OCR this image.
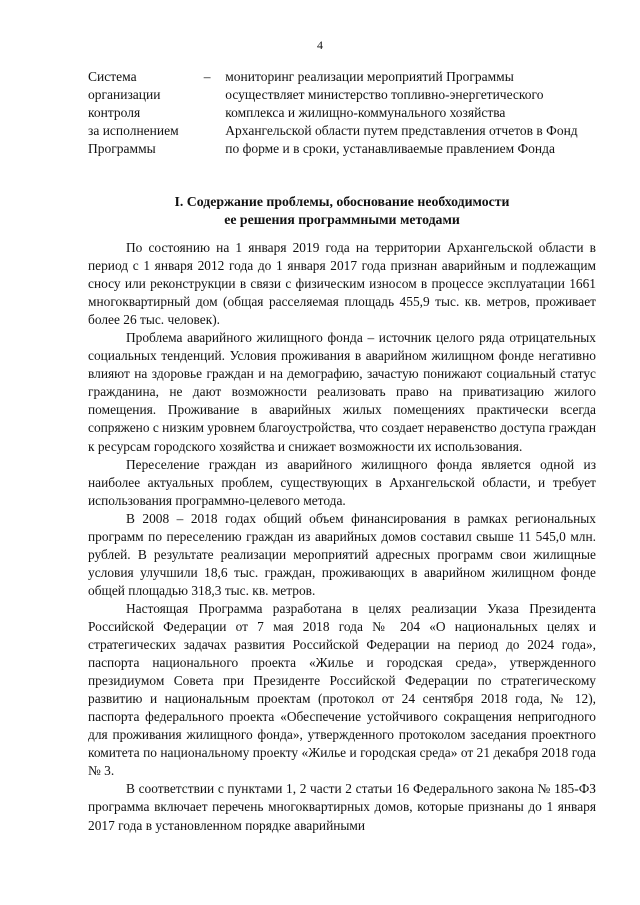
4
Система
организации
контроля
за исполнением
Программы
–	мониторинг реализации мероприятий Программы осуществляет министерство топливно-энергетического комплекса и жилищно-коммунального хозяйства Архангельской области путем представления отчетов в Фонд по форме и в сроки, устанавливаемые правлением Фонда
I. Содержание проблемы, обоснование необходимости
ее решения программными методами

По состоянию на 1 января 2019 года на территории Архангельской области в период с 1 января 2012 года до 1 января 2017 года признан аварийным и подлежащим сносу или реконструкции в связи с физическим износом в процессе эксплуатации 1661 многоквартирный дом (общая расселяемая площадь 455,9 тыс. кв. метров, проживает более 26 тыс. человек).

Проблема аварийного жилищного фонда – источник целого ряда отрицательных социальных тенденций. Условия проживания в аварийном жилищном фонде негативно влияют на здоровье граждан и на демографию, зачастую понижают социальный статус гражданина, не дают возможности реализовать право на приватизацию жилого помещения. Проживание в аварийных жилых помещениях практически всегда сопряжено с низким уровнем благоустройства, что создает неравенство доступа граждан к ресурсам городского хозяйства и снижает возможности их использования.

Переселение граждан из аварийного жилищного фонда является одной из наиболее актуальных проблем, существующих в Архангельской области, и требует использования программно-целевого метода.

В 2008 – 2018 годах общий объем финансирования в рамках региональных программ по переселению граждан из аварийных домов составил свыше 11 545,0 млн. рублей. В результате реализации мероприятий адресных программ свои жилищные условия улучшили 18,6 тыс. граждан, проживающих в аварийном жилищном фонде общей площадью 318,3 тыс. кв. метров.

Настоящая Программа разработана в целях реализации Указа Президента Российской Федерации от 7 мая 2018 года № 204 «О национальных целях и стратегических задачах развития Российской Федерации на период до 2024 года», паспорта национального проекта «Жилье и городская среда», утвержденного президиумом Совета при Президенте Российской Федерации по стратегическому развитию и национальным проектам (протокол от 24 сентября 2018 года, № 12), паспорта федерального проекта «Обеспечение устойчивого сокращения непригодного для проживания жилищного фонда», утвержденного протоколом заседания проектного комитета по национальному проекту «Жилье и городская среда» от 21 декабря 2018 года № 3.

В соответствии с пунктами 1, 2 части 2 статьи 16 Федерального закона № 185-ФЗ программа включает перечень многоквартирных домов, которые признаны до 1 января 2017 года в установленном порядке аварийными
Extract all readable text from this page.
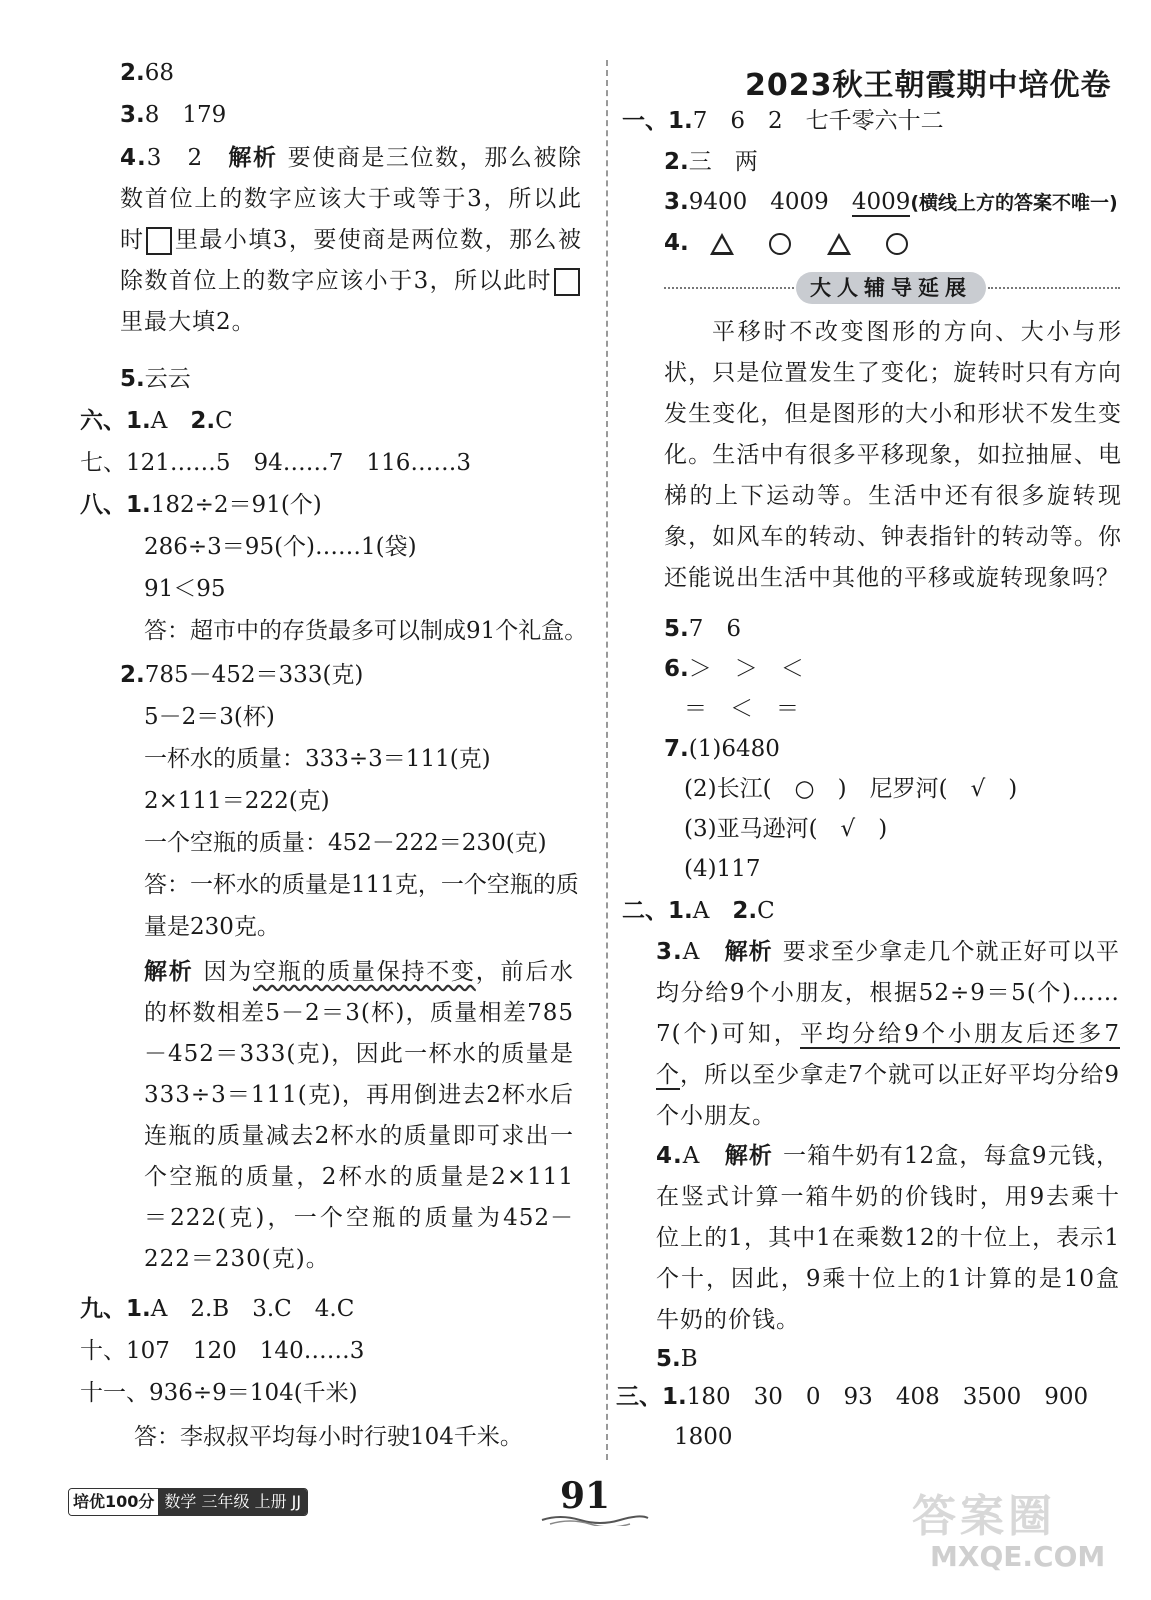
2.68
3.8　179
4.3　2　 解析 要使商是三位数，那么被除数首位上的数字应该大于或等于3，所以此时 里最小填3，要使商是两位数，那么被除数首位上的数字应该小于3，所以此时里最大填2。
5.云云
六、1.A　2.C
七、121……5　94……7　116……3
八、1.182÷2＝91(个)
286÷3＝95(个)……1(袋)
91＜95
答：超市中的存货最多可以制成91个礼盒。
2.785－452＝333(克)
5－2＝3(杯)
一杯水的质量：333÷3＝111(克)
2×111＝222(克)
一个空瓶的质量：452－222＝230(克)
答：一杯水的质量是111克，一个空瓶的质
量是230克。
解析 因为空瓶的质量保持不变，前后水的杯数相差5－2＝3(杯)，质量相差785－452＝333(克)，因此一杯水的质量是333÷3＝111(克)，再用倒进去2杯水后连瓶的质量减去2杯水的质量即可求出一个空瓶的质量，2杯水的质量是2×111＝222(克)，一个空瓶的质量为452－222＝230(克)。
九、1.A　2.B　3.C　4.C
十、107　120　140……3
十一、936÷9＝104(千米)
答：李叔叔平均每小时行驶104千米。
2023秋王朝霞期中培优卷
一、1.7　6　2　七千零六十二
2.三　两
3.9400　4009　4009(横线上方的答案不唯一)
4.
大人辅导延展
平移时不改变图形的方向、大小与形状，只是位置发生了变化；旋转时只有方向发生变化，但是图形的大小和形状不发生变化。生活中有很多平移现象，如拉抽屉、电梯的上下运动等。生活中还有很多旋转现象，如风车的转动、钟表指针的转动等。你还能说出生活中其他的平移或旋转现象吗？
5.7　6
6.＞　＞　＜
＝　＜　＝
7.(1)6480
(2)长江(　○　)　尼罗河(　√　)
(3)亚马逊河(　√　)
(4)117
二、1.A　2.C
3.A　 解析 要求至少拿走几个就正好可以平均分给9个小朋友，根据52÷9＝5(个)……7(个)可知，平均分给9个小朋友后还多7个，所以至少拿走7个就可以正好平均分给9个小朋友。
4.A　 解析 一箱牛奶有12盒，每盒9元钱，在竖式计算一箱牛奶的价钱时，用9去乘十位上的1，其中1在乘数12的十位上，表示1个十，因此，9乘十位上的1计算的是10盒牛奶的价钱。
5.B
三、1.180　30　0　93　408　3500　900
1800
培优100分 数学 三年级 上册 JJ	91	答案圈
MXQE.COM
******
Output only the lines running from the line with "Extract all readable text from this page." through the last line of the entries above, inclusive, with pictures excluded.

Extract all readable text from this page.
2.68
3.8　179
4.3　2　 解析 要使商是三位数，那么被除数首位上的数字应该大于或等于3，所以此时 里最小填3，要使商是两位数，那么被除数首位上的数字应该小于3，所以此时里最大填2。
5.云云
六、1.A　2.C
七、121……5　94……7　116……3
八、1.182÷2＝91(个)
286÷3＝95(个)……1(袋)
91＜95
答：超市中的存货最多可以制成91个礼盒。
2.785－452＝333(克)
5－2＝3(杯)
一杯水的质量：333÷3＝111(克)
2×111＝222(克)
一个空瓶的质量：452－222＝230(克)
答：一杯水的质量是111克，一个空瓶的质
量是230克。
解析 因为空瓶的质量保持不变，前后水的杯数相差5－2＝3(杯)，质量相差785－452＝333(克)，因此一杯水的质量是333÷3＝111(克)，再用倒进去2杯水后连瓶的质量减去2杯水的质量即可求出一个空瓶的质量，2杯水的质量是2×111＝222(克)，一个空瓶的质量为452－222＝230(克)。
九、1.A　2.B　3.C　4.C
十、107　120　140……3
十一、936÷9＝104(千米)
答：李叔叔平均每小时行驶104千米。
2023秋王朝霞期中培优卷
一、1.7　6　2　七千零六十二
2.三　两
3.9400　4009　4009(横线上方的答案不唯一)
4.
大人辅导延展
平移时不改变图形的方向、大小与形状，只是位置发生了变化；旋转时只有方向发生变化，但是图形的大小和形状不发生变化。生活中有很多平移现象，如拉抽屉、电梯的上下运动等。生活中还有很多旋转现象，如风车的转动、钟表指针的转动等。你还能说出生活中其他的平移或旋转现象吗？
5.7　6
6.＞　＞　＜
＝　＜　＝
7.(1)6480
(2)长江(　○　)　尼罗河(　√　)
(3)亚马逊河(　√　)
(4)117
二、1.A　2.C
3.A　 解析 要求至少拿走几个就正好可以平均分给9个小朋友，根据52÷9＝5(个)……7(个)可知，平均分给9个小朋友后还多7个，所以至少拿走7个就可以正好平均分给9个小朋友。
4.A　 解析 一箱牛奶有12盒，每盒9元钱，在竖式计算一箱牛奶的价钱时，用9去乘十位上的1，其中1在乘数12的十位上，表示1个十，因此，9乘十位上的1计算的是10盒牛奶的价钱。
5.B
三、1.180　30　0　93　408　3500　900
1800
培优100分 数学 三年级 上册 JJ	91	答案圈
MXQE.COM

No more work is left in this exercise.